[Data excerpts]
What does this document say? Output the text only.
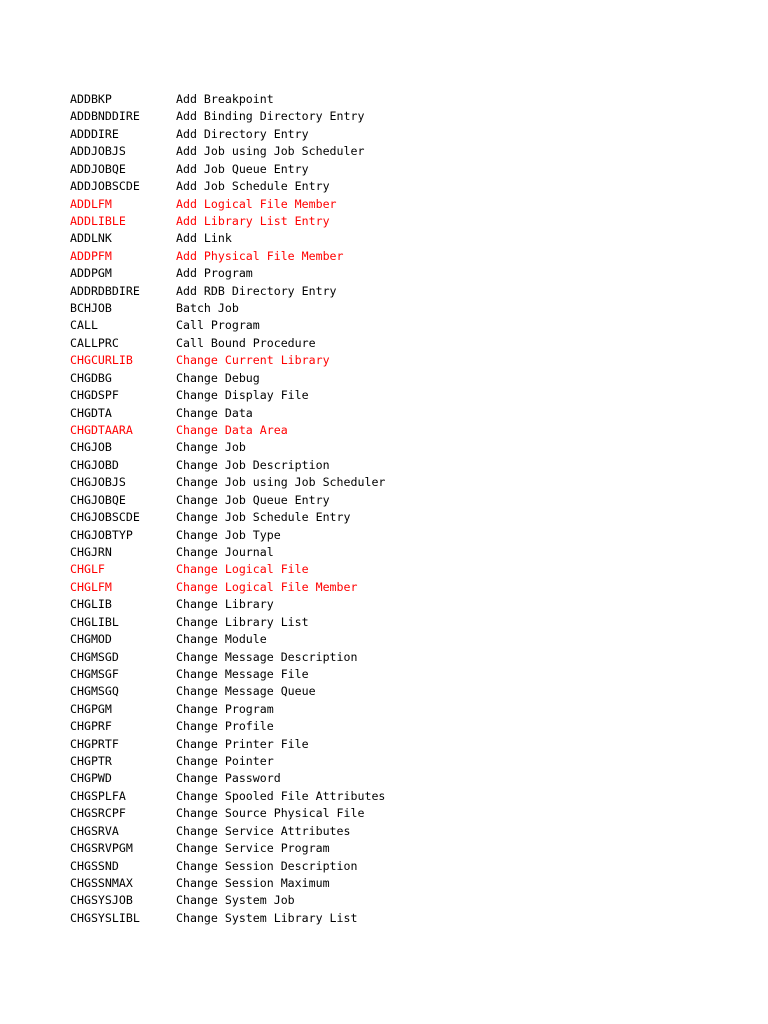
ADDBKP	Add Breakpoint
ADDBNDDIRE	Add Binding Directory Entry
ADDDIRE	Add Directory Entry
ADDJOBJS	Add Job using Job Scheduler
ADDJOBQE	Add Job Queue Entry
ADDJOBSCDE	Add Job Schedule Entry
ADDLFM	Add Logical File Member
ADDLIBLE	Add Library List Entry
ADDLNK	Add Link
ADDPFM	Add Physical File Member
ADDPGM	Add Program
ADDRDBDIRE	Add RDB Directory Entry
BCHJOB	Batch Job
CALL	Call Program
CALLPRC	Call Bound Procedure
CHGCURLIB	Change Current Library
CHGDBG	Change Debug
CHGDSPF	Change Display File
CHGDTA	Change Data
CHGDTAARA	Change Data Area
CHGJOB	Change Job
CHGJOBD	Change Job Description
CHGJOBJS	Change Job using Job Scheduler
CHGJOBQE	Change Job Queue Entry
CHGJOBSCDE	Change Job Schedule Entry
CHGJOBTYP	Change Job Type
CHGJRN	Change Journal
CHGLF	Change Logical File
CHGLFM	Change Logical File Member
CHGLIB	Change Library
CHGLIBL	Change Library List
CHGMOD	Change Module
CHGMSGD	Change Message Description
CHGMSGF	Change Message File
CHGMSGQ	Change Message Queue
CHGPGM	Change Program
CHGPRF	Change Profile
CHGPRTF	Change Printer File
CHGPTR	Change Pointer
CHGPWD	Change Password
CHGSPLFA	Change Spooled File Attributes
CHGSRCPF	Change Source Physical File
CHGSRVA	Change Service Attributes
CHGSRVPGM	Change Service Program
CHGSSND	Change Session Description
CHGSSNMAX	Change Session Maximum
CHGSYSJOB	Change System Job
CHGSYSLIBL	Change System Library List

--- The task ---
Every line should be retyped exactly, with the pictures omitted.

--- Reply ---
What does this document say? Output the text only.
ADDBKP	Add Breakpoint
ADDBNDDIRE	Add Binding Directory Entry
ADDDIRE	Add Directory Entry
ADDJOBJS	Add Job using Job Scheduler
ADDJOBQE	Add Job Queue Entry
ADDJOBSCDE	Add Job Schedule Entry
ADDLFM	Add Logical File Member
ADDLIBLE	Add Library List Entry
ADDLNK	Add Link
ADDPFM	Add Physical File Member
ADDPGM	Add Program
ADDRDBDIRE	Add RDB Directory Entry
BCHJOB	Batch Job
CALL	Call Program
CALLPRC	Call Bound Procedure
CHGCURLIB	Change Current Library
CHGDBG	Change Debug
CHGDSPF	Change Display File
CHGDTA	Change Data
CHGDTAARA	Change Data Area
CHGJOB	Change Job
CHGJOBD	Change Job Description
CHGJOBJS	Change Job using Job Scheduler
CHGJOBQE	Change Job Queue Entry
CHGJOBSCDE	Change Job Schedule Entry
CHGJOBTYP	Change Job Type
CHGJRN	Change Journal
CHGLF	Change Logical File
CHGLFM	Change Logical File Member
CHGLIB	Change Library
CHGLIBL	Change Library List
CHGMOD	Change Module
CHGMSGD	Change Message Description
CHGMSGF	Change Message File
CHGMSGQ	Change Message Queue
CHGPGM	Change Program
CHGPRF	Change Profile
CHGPRTF	Change Printer File
CHGPTR	Change Pointer
CHGPWD	Change Password
CHGSPLFA	Change Spooled File Attributes
CHGSRCPF	Change Source Physical File
CHGSRVA	Change Service Attributes
CHGSRVPGM	Change Service Program
CHGSSND	Change Session Description
CHGSSNMAX	Change Session Maximum
CHGSYSJOB	Change System Job
CHGSYSLIBL	Change System Library List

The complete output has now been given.